### PROMPT
Write out the complete material exactly as it stands.

### SOURCE DATA
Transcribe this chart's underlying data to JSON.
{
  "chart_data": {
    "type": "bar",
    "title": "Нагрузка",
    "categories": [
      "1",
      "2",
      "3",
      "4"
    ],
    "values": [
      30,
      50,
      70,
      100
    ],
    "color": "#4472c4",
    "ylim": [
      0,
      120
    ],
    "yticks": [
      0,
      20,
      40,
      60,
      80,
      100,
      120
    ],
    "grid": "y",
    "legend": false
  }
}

### RESPONSE
Transcribe this chart's underlying data to JSON.
{
  "chart_data": {
    "type": "bar",
    "title": "Нагрузка",
    "categories": [
      "1",
      "2",
      "3",
      "4"
    ],
    "values": [
      30,
      50,
      70,
      100
    ],
    "color": "#4472c4",
    "ylim": [
      0,
      120
    ],
    "yticks": [
      0,
      20,
      40,
      60,
      80,
      100,
      120
    ],
    "grid": "y",
    "legend": false
  }
}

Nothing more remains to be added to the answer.